Written problem 1:
Print the rows exactly as they appear, starting with the first row and ending after the line containing "bar-segment-egypt — [140, 252, 164, 262]".

Page text:
Enhancing Depth/Tea-staining (right picture): Using the same base color, tint it darker with some black paint. Using a detail paint brush, paint in all the cracks, holes and lines. This helps give the stone depth.

Water down your remaining depth paint a lot and dip your 2" brush in it so it is very wet. Starting at the top of the arch while is vertical, 'wash' the stone. The paint should drip down the arch face so it gets that weathered look. Repeat the 'tea-staining' step a few more times only in the inner doorway. This helps give the inner doorway even more depth than the outer doorway so you get the illusion that the door is bigger and deeper than it really is.











Drybrushing: Take some white paint and darken it slightly with the base paint. Using a very large brush, dip it in the paint and dry it off well with paper towels. Then brush lightly over the gate to highlight any raised sections of the stone. This will give the foam a stone-like appearance. Do less highlighting (drybrushing) on the inner doorway to keep the depth illusion. But do more on the outside column to help that stand out.










Detail Painting: To give the appearance that lichen and moss stained the stone over centuries, you will be adding pops of color. Using Raw Sienna paint and your 2" brush, mix with a little white and lightly paint a few sections of the stone. Then using green paint, mix with a little white and paint other sections.










Paint Plastic (left picture): Using cheap clear corrugated roof sheeting, determine the size you need for your stained glass opening and cut out using tin snips. Draw out your design using a Sharpie marker onto the cutout sections. Paint with the colors of acrylic paint you like using a 1/2" brush. Don't cover heavily because you want the LED lights to be able to glow through. Let dry and paint the 'lead lines' with a dark gray paint and thin brush.

Install Plastic and Lights (right picture): Fit into your opening (painted side down) and glue in using your glue gun. If there are any gaps you can fill them in with moss by gluing it in with the hot glue gun.

Lay out your LED lighting and hot glue into place being sure to have the plugs on the outside. Duh.

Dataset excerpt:
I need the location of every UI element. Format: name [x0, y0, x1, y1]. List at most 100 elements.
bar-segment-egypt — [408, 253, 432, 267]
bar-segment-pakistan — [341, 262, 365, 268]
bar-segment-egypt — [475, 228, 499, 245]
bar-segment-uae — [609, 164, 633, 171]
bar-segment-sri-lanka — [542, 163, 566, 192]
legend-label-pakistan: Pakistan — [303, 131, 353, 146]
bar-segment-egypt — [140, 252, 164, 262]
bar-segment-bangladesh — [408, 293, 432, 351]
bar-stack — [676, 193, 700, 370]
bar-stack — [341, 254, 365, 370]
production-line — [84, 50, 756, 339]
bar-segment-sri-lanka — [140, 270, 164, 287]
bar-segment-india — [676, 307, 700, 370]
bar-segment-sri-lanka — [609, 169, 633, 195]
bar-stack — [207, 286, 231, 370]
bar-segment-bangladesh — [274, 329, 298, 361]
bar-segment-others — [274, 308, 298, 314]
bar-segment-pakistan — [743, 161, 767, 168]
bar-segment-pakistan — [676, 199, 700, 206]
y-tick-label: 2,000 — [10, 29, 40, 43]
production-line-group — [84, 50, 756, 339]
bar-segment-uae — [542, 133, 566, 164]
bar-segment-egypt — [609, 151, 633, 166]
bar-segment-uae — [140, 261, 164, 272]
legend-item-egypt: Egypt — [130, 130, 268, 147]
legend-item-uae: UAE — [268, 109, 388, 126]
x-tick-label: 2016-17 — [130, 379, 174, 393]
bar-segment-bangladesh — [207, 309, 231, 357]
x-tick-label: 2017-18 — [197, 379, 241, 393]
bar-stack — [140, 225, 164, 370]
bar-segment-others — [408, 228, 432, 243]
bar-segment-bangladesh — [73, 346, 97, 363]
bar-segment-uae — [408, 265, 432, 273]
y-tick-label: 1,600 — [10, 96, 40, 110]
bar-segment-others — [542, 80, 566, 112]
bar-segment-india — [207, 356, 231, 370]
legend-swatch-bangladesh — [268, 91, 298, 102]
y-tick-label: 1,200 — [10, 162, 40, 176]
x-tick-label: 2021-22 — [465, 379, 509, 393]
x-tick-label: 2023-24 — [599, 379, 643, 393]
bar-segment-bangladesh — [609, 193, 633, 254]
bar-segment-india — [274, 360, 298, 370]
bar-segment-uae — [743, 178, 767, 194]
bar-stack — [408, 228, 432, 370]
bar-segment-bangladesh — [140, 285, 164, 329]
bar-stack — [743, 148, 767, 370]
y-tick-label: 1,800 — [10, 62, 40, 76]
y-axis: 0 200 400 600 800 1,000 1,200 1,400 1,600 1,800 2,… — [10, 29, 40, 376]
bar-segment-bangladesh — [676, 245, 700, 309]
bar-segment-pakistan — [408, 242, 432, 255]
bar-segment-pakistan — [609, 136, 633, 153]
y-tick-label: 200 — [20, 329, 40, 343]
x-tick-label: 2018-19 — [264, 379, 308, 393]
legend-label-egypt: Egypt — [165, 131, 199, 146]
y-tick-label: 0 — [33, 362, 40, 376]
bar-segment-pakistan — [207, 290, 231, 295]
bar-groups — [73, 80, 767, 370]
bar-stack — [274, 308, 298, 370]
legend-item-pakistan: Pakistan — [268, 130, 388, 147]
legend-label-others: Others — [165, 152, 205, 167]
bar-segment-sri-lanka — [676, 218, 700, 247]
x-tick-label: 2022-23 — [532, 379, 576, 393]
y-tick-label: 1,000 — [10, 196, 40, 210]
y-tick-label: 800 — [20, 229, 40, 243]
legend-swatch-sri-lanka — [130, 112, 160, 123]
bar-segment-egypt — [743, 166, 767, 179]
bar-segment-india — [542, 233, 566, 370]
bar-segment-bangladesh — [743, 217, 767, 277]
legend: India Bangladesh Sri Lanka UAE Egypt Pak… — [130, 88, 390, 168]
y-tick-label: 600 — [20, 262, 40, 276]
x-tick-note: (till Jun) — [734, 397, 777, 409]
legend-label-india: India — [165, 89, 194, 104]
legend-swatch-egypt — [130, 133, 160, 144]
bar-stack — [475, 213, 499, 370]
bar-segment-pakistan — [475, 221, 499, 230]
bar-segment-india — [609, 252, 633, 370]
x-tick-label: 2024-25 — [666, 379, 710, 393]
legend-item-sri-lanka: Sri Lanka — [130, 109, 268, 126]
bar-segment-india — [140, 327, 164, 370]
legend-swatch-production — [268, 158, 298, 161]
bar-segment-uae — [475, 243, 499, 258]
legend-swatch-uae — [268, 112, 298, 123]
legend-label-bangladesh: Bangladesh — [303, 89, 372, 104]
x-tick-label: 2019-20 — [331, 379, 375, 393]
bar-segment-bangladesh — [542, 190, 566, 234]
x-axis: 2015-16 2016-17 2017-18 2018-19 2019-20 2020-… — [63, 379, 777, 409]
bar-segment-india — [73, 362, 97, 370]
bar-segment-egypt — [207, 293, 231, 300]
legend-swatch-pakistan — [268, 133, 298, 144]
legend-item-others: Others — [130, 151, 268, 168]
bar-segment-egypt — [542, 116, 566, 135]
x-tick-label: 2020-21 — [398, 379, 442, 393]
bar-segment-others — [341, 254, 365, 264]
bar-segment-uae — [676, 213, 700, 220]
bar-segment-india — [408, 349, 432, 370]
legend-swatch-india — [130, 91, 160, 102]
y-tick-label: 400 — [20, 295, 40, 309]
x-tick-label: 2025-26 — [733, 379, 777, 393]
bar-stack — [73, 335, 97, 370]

Written problem 2:
Output the part of the gate-painting instructions that begins at the words "Drybrushing: Take some" and ends after the words "paint other sections.", copied word for word.

Expected output 1:
I need the location of every UI element. Format: name [x0, y0, x1, y1]. List at most 100 elements.
bar-segment-egypt — [408, 253, 432, 267]
bar-segment-pakistan — [341, 262, 365, 268]
bar-segment-egypt — [475, 228, 499, 245]
bar-segment-uae — [609, 164, 633, 171]
bar-segment-sri-lanka — [542, 163, 566, 192]
legend-label-pakistan: Pakistan — [303, 131, 353, 146]
bar-segment-egypt — [140, 252, 164, 262]

Expected output 2:
Drybrushing: Take some white paint and darken it slightly with the base paint. Using a very large brush, dip it in the paint and dry it off well with paper towels. Then brush lightly over the gate to highlight any raised sections of the stone. This will give the foam a stone-like appearance. Do less highlighting (drybrushing) on the inner doorway to keep the depth illusion. But do more on the outside column to help that stand out.










Detail Painting: To give the appearance that lichen and moss stained the stone over centuries, you will be adding pops of color. Using Raw Sienna paint and your 2" brush, mix with a little white and lightly paint a few sections of the stone. Then using green paint, mix with a little white and paint other sections.